* **Exercise description**: Extract each line of the data and write it out again exactly.

* **The input**:
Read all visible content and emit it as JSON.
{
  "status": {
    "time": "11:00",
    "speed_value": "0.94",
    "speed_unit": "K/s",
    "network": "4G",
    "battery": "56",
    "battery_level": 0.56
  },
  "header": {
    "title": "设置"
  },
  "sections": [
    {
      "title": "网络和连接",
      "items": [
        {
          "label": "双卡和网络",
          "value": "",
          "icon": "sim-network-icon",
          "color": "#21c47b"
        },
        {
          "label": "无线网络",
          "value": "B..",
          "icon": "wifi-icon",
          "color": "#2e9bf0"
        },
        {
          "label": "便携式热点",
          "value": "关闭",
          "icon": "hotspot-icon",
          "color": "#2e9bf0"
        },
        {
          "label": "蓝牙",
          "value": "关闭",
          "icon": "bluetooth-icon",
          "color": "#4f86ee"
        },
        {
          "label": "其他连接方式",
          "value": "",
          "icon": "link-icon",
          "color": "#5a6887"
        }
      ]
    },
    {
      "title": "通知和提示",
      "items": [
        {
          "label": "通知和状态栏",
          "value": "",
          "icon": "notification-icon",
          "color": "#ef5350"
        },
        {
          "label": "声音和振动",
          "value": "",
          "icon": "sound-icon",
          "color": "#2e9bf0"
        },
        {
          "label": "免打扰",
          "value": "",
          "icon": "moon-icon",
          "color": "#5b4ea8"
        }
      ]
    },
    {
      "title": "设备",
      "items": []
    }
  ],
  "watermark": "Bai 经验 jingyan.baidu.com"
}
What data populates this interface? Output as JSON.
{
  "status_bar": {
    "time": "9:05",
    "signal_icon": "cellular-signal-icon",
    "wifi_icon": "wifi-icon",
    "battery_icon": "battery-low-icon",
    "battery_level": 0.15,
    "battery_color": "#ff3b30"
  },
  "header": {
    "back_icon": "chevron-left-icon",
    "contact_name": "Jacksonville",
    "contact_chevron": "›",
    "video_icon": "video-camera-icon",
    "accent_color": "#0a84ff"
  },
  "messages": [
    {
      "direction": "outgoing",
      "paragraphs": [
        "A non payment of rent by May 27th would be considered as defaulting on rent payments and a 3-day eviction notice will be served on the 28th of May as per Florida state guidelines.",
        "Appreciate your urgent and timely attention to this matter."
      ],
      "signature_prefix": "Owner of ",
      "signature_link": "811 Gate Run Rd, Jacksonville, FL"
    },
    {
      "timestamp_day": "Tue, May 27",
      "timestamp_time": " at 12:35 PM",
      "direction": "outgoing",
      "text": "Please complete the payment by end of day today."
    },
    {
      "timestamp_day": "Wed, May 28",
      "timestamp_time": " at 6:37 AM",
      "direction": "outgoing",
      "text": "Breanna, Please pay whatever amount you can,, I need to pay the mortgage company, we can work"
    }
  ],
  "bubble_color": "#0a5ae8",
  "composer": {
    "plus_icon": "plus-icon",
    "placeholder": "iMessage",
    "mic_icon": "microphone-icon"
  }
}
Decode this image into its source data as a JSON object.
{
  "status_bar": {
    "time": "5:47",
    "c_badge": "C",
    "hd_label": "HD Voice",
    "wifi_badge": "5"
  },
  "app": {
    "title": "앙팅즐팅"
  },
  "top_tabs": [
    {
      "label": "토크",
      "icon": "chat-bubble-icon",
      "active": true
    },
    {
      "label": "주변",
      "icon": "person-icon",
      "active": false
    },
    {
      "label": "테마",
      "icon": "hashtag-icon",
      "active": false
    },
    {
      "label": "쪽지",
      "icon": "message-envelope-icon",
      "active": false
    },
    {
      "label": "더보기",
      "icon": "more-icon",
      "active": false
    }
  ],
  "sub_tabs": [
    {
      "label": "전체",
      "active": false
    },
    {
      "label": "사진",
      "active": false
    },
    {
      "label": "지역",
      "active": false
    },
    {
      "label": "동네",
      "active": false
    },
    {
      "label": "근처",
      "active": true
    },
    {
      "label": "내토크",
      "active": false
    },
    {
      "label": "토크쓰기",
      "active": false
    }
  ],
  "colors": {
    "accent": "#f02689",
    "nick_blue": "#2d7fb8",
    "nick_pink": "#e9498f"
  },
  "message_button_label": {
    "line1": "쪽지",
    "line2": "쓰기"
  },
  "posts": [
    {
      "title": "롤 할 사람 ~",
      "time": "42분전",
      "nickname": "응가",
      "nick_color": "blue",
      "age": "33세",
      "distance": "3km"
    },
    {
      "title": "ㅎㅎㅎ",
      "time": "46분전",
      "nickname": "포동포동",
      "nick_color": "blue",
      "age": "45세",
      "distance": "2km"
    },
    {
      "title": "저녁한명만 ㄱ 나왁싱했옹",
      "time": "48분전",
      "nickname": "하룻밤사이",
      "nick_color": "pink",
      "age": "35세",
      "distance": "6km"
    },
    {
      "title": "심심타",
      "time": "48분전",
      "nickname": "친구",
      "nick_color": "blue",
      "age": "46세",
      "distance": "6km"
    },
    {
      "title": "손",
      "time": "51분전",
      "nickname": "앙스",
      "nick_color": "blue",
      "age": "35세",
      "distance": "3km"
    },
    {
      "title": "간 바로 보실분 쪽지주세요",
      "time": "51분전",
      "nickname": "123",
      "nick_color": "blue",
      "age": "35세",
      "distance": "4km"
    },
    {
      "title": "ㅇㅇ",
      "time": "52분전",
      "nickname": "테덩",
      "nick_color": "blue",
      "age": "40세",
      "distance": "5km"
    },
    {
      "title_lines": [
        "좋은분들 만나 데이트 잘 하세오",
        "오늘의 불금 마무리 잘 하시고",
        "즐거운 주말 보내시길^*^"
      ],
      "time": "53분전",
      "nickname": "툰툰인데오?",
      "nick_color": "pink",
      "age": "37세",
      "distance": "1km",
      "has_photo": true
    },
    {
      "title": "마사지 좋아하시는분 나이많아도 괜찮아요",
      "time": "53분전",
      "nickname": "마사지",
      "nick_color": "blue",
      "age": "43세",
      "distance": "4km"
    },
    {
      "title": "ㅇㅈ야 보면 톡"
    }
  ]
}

* **Written solution**:
Read all visible content and emit it as JSON.
{
  "status": {
    "time": "11:00",
    "speed_value": "0.94",
    "speed_unit": "K/s",
    "network": "4G",
    "battery": "56",
    "battery_level": 0.56
  },
  "header": {
    "title": "设置"
  },
  "sections": [
    {
      "title": "网络和连接",
      "items": [
        {
          "label": "双卡和网络",
          "value": "",
          "icon": "sim-network-icon",
          "color": "#21c47b"
        },
        {
          "label": "无线网络",
          "value": "B..",
          "icon": "wifi-icon",
          "color": "#2e9bf0"
        },
        {
          "label": "便携式热点",
          "value": "关闭",
          "icon": "hotspot-icon",
          "color": "#2e9bf0"
        },
        {
          "label": "蓝牙",
          "value": "关闭",
          "icon": "bluetooth-icon",
          "color": "#4f86ee"
        },
        {
          "label": "其他连接方式",
          "value": "",
          "icon": "link-icon",
          "color": "#5a6887"
        }
      ]
    },
    {
      "title": "通知和提示",
      "items": [
        {
          "label": "通知和状态栏",
          "value": "",
          "icon": "notification-icon",
          "color": "#ef5350"
        },
        {
          "label": "声音和振动",
          "value": "",
          "icon": "sound-icon",
          "color": "#2e9bf0"
        },
        {
          "label": "免打扰",
          "value": "",
          "icon": "moon-icon",
          "color": "#5b4ea8"
        }
      ]
    },
    {
      "title": "设备",
      "items": []
    }
  ],
  "watermark": "Bai 经验 jingyan.baidu.com"
}
What data populates this interface? Output as JSON.
{
  "status_bar": {
    "time": "9:05",
    "signal_icon": "cellular-signal-icon",
    "wifi_icon": "wifi-icon",
    "battery_icon": "battery-low-icon",
    "battery_level": 0.15,
    "battery_color": "#ff3b30"
  },
  "header": {
    "back_icon": "chevron-left-icon",
    "contact_name": "Jacksonville",
    "contact_chevron": "›",
    "video_icon": "video-camera-icon",
    "accent_color": "#0a84ff"
  },
  "messages": [
    {
      "direction": "outgoing",
      "paragraphs": [
        "A non payment of rent by May 27th would be considered as defaulting on rent payments and a 3-day eviction notice will be served on the 28th of May as per Florida state guidelines.",
        "Appreciate your urgent and timely attention to this matter."
      ],
      "signature_prefix": "Owner of ",
      "signature_link": "811 Gate Run Rd, Jacksonville, FL"
    },
    {
      "timestamp_day": "Tue, May 27",
      "timestamp_time": " at 12:35 PM",
      "direction": "outgoing",
      "text": "Please complete the payment by end of day today."
    },
    {
      "timestamp_day": "Wed, May 28",
      "timestamp_time": " at 6:37 AM",
      "direction": "outgoing",
      "text": "Breanna, Please pay whatever amount you can,, I need to pay the mortgage company, we can work"
    }
  ],
  "bubble_color": "#0a5ae8",
  "composer": {
    "plus_icon": "plus-icon",
    "placeholder": "iMessage",
    "mic_icon": "microphone-icon"
  }
}
Decode this image into its source data as a JSON object.
{
  "status_bar": {
    "time": "5:47",
    "c_badge": "C",
    "hd_label": "HD Voice",
    "wifi_badge": "5"
  },
  "app": {
    "title": "앙팅즐팅"
  },
  "top_tabs": [
    {
      "label": "토크",
      "icon": "chat-bubble-icon",
      "active": true
    },
    {
      "label": "주변",
      "icon": "person-icon",
      "active": false
    },
    {
      "label": "테마",
      "icon": "hashtag-icon",
      "active": false
    },
    {
      "label": "쪽지",
      "icon": "message-envelope-icon",
      "active": false
    },
    {
      "label": "더보기",
      "icon": "more-icon",
      "active": false
    }
  ],
  "sub_tabs": [
    {
      "label": "전체",
      "active": false
    },
    {
      "label": "사진",
      "active": false
    },
    {
      "label": "지역",
      "active": false
    },
    {
      "label": "동네",
      "active": false
    },
    {
      "label": "근처",
      "active": true
    },
    {
      "label": "내토크",
      "active": false
    },
    {
      "label": "토크쓰기",
      "active": false
    }
  ],
  "colors": {
    "accent": "#f02689",
    "nick_blue": "#2d7fb8",
    "nick_pink": "#e9498f"
  },
  "message_button_label": {
    "line1": "쪽지",
    "line2": "쓰기"
  },
  "posts": [
    {
      "title": "롤 할 사람 ~",
      "time": "42분전",
      "nickname": "응가",
      "nick_color": "blue",
      "age": "33세",
      "distance": "3km"
    },
    {
      "title": "ㅎㅎㅎ",
      "time": "46분전",
      "nickname": "포동포동",
      "nick_color": "blue",
      "age": "45세",
      "distance": "2km"
    },
    {
      "title": "저녁한명만 ㄱ 나왁싱했옹",
      "time": "48분전",
      "nickname": "하룻밤사이",
      "nick_color": "pink",
      "age": "35세",
      "distance": "6km"
    },
    {
      "title": "심심타",
      "time": "48분전",
      "nickname": "친구",
      "nick_color": "blue",
      "age": "46세",
      "distance": "6km"
    },
    {
      "title": "손",
      "time": "51분전",
      "nickname": "앙스",
      "nick_color": "blue",
      "age": "35세",
      "distance": "3km"
    },
    {
      "title": "간 바로 보실분 쪽지주세요",
      "time": "51분전",
      "nickname": "123",
      "nick_color": "blue",
      "age": "35세",
      "distance": "4km"
    },
    {
      "title": "ㅇㅇ",
      "time": "52분전",
      "nickname": "테덩",
      "nick_color": "blue",
      "age": "40세",
      "distance": "5km"
    },
    {
      "title_lines": [
        "좋은분들 만나 데이트 잘 하세오",
        "오늘의 불금 마무리 잘 하시고",
        "즐거운 주말 보내시길^*^"
      ],
      "time": "53분전",
      "nickname": "툰툰인데오?",
      "nick_color": "pink",
      "age": "37세",
      "distance": "1km",
      "has_photo": true
    },
    {
      "title": "마사지 좋아하시는분 나이많아도 괜찮아요",
      "time": "53분전",
      "nickname": "마사지",
      "nick_color": "blue",
      "age": "43세",
      "distance": "4km"
    },
    {
      "title": "ㅇㅈ야 보면 톡"
    }
  ]
}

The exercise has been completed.